The genocide in Gaza and ethnic cleansing in Lebanon exhausted the West’s moral legitimacy. Now Iran is slowly exhausting the West’s military primacy
For decades, two irreconciliable narratives about Israel and its motivations have existed in parallel.
On the one side, an official western narrative portrays a plucky, besieged “Jewish” state of Israel, desperate to make peace with its hostile Arab neighbours. Even to this day, that story dominates the political, media and academic landscape.
Time and again, or so we are told, Israel has held out an olive branch to “the Arabs”, seeking acceptance, but is always rebuffed.
A largely unspoken subtext suggests that supposedly irrational, bloodthirsty, Jew-hating regimes across the region would have completed the Nazis’ exterminationist agenda but for the West’s humane protection of a vulnerable minority.
A Palestinian counter-narrative, accepted across much of the rest of the world, is choked into silence in the West as an antisemitic “blood libel”.
It presents Israel as an ethnic supremacist, highly militaristic state – armed by the United States and Europe – bent on expansion, mass expulsions and land theft.

**MATERIAL PROVIDED**
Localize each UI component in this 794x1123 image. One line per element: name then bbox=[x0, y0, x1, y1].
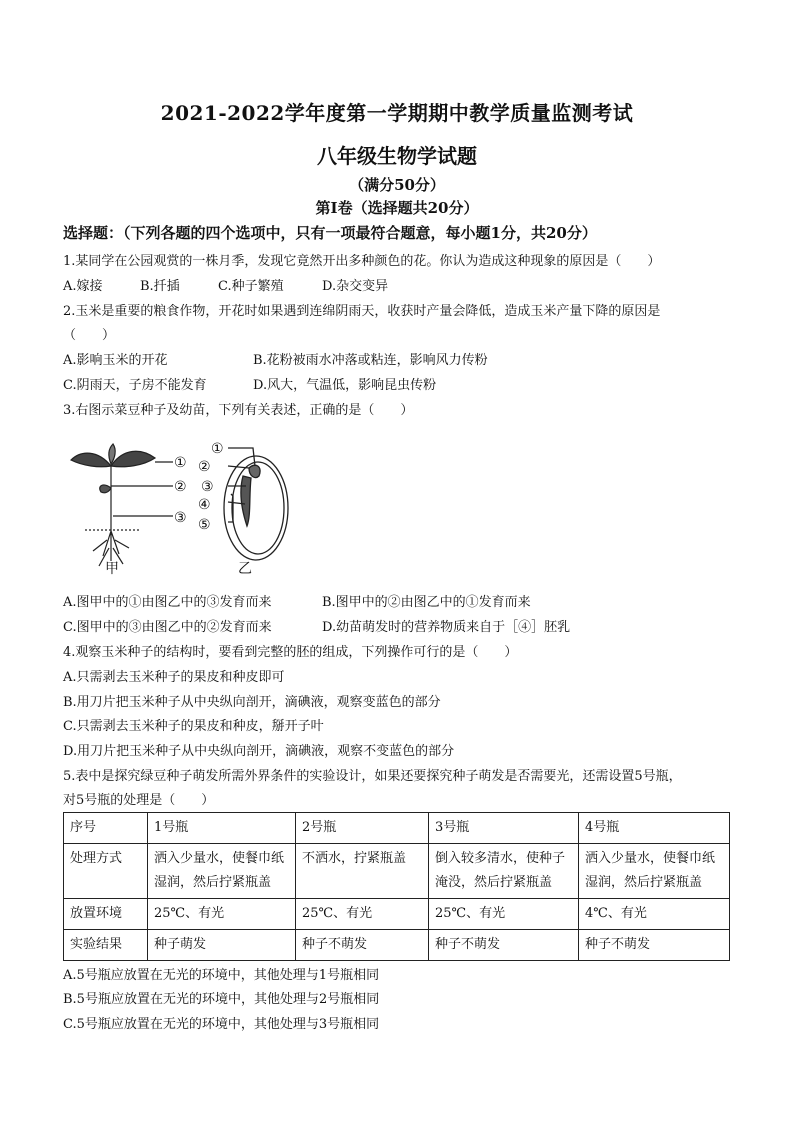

**EXERCISE BRIEF**
In the excerpt on the two narratives about Israel, who does the Palestinian counter-narrative say arms Israel?

**OUTPUT FOR THIS TASK**
The United States and Europe.